Koreozospeum

Scientific classification
- Kingdom: Animalia
- Phylum: Mollusca
- Class: Gastropoda
- Order: Ellobiida
- Family: Ellobiidae
- Genus: Koreozospeum
- Species: K. nodongense
- Binomial name: Koreozospeum nodongense Lee, Prozorova & Jochum, 2015

= Koreozospeum =

- Genus: Koreozospeum
- Species: nodongense
- Authority: Lee, Prozorova & Jochum, 2015

Genus of gastropods

Koreozospeum is a genus of small air-breathing land snails (Eupulmonata, Ellobioidea, Carychiinae). It contains a single species, Koreozospeum nodongense.

==Etymology==
The name of Koreozospeum derives from Korea, where this genus was first found. The second part of the name refers to its similarity to the European subterranean carychiid genus Zospeum.

==Description==
Koreozospeum has a thin, squat ovate-conic shell, which shows fine spiral rows of interconnected pits constant throughout the teleoconch. The peristome has an oblique, ear-shaped (auriform) form. The shell shows a conspicuously pleated lip folded back onto the body whorl. Koreozospeum has an interrupted lamellar ridge on the next to last whorl, which then develops a uniformly shaped annular lamella.

==Distribution and habitat==
This species is only known from the type locality, Nodong cave in Danyang County in the North Chungcheong Province in South Korea, where the shells were collected in 2000 at an altitude of ca. 271 m. Individuals occur on moist muddy walls in the cave.

==Conservation==
The caves in Danyang County are majorly threatened due to large cement factories located in the region. In addition, the caves of Nodong, Gosu and Cheondong are popular tourist attractions. The frequent human traffic is an immediate threat for the species. Currently, Koreozospeum nodongense is known to inhabit only one locality and this area is declining due to human encroachment.

____

• [Work request A] Rewrite the stretch of the Koreozospeum article from "Genus of gastropods" through "shaped annular lamella.", putting "casing" wherever "shell" appears.
• [Work request B] Summarize the Koreozospeum article in two sentences.
• [Work request C] According to the Koreozospeum article, at what altitude were the shells collected in Nodong cave?
You won't need the entries to do this.

• [Entries supplied]

____

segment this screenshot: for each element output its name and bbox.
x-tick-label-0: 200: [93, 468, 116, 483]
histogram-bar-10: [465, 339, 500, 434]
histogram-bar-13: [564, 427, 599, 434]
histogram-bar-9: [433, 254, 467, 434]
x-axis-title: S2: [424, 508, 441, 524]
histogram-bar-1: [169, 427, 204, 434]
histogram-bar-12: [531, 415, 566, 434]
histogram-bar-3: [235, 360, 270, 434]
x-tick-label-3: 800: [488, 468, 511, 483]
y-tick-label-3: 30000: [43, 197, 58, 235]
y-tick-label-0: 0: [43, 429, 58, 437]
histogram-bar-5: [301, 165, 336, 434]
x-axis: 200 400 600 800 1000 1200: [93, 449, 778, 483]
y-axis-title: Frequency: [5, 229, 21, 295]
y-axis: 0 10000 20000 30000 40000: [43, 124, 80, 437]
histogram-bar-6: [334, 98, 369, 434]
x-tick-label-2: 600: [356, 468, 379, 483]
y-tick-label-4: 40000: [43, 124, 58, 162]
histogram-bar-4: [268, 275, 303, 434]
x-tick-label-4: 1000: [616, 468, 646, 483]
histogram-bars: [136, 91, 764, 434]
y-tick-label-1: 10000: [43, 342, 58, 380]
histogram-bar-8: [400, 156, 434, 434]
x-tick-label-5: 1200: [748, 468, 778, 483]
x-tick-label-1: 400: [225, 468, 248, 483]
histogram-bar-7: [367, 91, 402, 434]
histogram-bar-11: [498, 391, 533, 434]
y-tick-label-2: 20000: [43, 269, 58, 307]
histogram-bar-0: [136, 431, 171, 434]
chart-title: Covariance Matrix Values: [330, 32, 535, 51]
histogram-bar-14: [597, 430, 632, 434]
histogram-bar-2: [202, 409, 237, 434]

____

• [Expected output A]
Genus of gastropods

Koreozospeum is a genus of small air-breathing land snails (Eupulmonata, Ellobioidea, Carychiinae). It contains a single species, Koreozospeum nodongense.

==Etymology==
The name of Koreozospeum derives from Korea, where this genus was first found. The second part of the name refers to its similarity to the European subterranean carychiid genus Zospeum.

==Description==
Koreozospeum has a thin, squat ovate-conic casing, which shows fine spiral rows of interconnected pits constant throughout the teleoconch. The peristome has an oblique, ear-shaped (auriform) form. The casing shows a conspicuously pleated lip folded back onto the body whorl. Koreozospeum has an interrupted lamellar ridge on the next to last whorl, which then develops a uniformly shaped annular lamella.

• [Expected output B] Koreozospeum is a genus of small air-breathing land snails with a single species, Koreozospeum nodongense, and its name comes from Korea and from its similarity to the European genus Zospeum. The species is known only from Nodong cave in Danyang County, South Korea, where it lives on moist muddy cave walls and is threatened by cement factories and heavy tourist traffic.

• [Expected output C] About 271 m.